[Dataset items]
○ ○ ○ ○ ○
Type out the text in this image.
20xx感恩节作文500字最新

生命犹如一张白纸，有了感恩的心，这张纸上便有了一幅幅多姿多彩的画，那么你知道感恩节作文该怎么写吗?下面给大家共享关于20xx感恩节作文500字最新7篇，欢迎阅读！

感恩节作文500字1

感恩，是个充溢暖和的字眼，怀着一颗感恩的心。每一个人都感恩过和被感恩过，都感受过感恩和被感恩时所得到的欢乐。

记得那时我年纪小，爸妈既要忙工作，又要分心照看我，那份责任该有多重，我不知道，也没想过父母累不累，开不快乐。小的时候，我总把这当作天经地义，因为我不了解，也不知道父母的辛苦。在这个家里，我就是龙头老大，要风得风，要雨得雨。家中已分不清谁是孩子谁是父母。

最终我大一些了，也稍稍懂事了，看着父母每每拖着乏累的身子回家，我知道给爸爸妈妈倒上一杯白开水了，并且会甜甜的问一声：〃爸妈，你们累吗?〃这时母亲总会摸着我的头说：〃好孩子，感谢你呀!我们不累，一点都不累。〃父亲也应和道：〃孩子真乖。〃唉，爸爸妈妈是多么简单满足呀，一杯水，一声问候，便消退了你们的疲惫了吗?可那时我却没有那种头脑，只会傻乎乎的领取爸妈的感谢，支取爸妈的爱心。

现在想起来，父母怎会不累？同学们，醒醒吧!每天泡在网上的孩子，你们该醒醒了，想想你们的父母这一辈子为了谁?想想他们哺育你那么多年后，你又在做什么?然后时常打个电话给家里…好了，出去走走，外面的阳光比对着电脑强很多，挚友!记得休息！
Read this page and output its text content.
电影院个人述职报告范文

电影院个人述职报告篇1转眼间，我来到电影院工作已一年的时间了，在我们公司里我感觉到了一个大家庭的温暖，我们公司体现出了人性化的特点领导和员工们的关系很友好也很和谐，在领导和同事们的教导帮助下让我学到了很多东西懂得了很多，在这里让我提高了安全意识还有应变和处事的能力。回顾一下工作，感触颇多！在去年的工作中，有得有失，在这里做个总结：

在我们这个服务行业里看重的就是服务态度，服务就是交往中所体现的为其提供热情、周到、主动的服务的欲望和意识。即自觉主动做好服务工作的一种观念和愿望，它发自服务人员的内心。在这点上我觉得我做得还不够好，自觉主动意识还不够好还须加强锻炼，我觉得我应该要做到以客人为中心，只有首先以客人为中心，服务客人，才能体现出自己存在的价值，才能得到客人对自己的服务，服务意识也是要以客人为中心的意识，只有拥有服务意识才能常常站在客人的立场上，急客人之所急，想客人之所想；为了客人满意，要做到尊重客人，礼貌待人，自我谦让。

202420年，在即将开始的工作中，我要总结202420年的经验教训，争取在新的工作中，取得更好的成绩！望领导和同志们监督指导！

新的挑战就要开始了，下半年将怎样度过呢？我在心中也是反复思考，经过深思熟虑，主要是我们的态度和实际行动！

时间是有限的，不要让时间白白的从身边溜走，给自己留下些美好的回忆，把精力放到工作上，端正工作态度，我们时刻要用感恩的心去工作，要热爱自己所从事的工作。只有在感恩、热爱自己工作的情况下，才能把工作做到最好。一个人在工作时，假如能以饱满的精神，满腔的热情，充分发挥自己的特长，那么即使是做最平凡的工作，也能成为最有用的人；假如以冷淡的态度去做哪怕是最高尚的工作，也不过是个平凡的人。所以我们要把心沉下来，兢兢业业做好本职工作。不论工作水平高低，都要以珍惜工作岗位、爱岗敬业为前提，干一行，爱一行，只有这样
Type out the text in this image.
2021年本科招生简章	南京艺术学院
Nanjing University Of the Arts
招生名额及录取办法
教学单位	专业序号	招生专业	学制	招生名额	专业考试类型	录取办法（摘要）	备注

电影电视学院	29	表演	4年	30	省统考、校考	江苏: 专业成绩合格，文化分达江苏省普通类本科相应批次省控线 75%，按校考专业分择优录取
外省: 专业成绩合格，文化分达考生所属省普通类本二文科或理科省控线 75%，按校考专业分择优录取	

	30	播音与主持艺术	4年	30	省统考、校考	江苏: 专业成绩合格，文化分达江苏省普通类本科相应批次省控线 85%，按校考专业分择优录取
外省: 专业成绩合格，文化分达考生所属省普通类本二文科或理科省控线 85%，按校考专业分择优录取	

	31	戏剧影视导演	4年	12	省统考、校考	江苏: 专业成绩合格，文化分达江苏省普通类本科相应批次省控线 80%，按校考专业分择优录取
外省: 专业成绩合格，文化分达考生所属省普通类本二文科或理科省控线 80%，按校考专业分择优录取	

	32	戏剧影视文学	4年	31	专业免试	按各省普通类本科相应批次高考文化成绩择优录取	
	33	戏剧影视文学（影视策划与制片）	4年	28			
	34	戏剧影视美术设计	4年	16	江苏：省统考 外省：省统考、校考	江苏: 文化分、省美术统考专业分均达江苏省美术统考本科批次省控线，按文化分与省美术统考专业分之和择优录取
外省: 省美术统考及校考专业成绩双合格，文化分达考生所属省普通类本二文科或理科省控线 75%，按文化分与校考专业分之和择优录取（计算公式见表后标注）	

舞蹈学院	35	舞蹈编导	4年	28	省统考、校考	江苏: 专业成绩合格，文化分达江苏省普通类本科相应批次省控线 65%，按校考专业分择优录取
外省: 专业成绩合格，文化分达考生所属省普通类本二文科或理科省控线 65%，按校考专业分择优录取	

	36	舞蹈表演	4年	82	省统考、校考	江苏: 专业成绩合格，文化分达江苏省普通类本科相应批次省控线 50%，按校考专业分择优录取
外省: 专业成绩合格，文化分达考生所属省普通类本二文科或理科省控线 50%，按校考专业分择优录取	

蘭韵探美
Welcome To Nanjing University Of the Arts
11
○ ○ ○ ○ ○
Collect, from the material above, every line containing the word "Nanjing".

Nanjing University Of the Arts
Welcome To Nanjing University Of the Arts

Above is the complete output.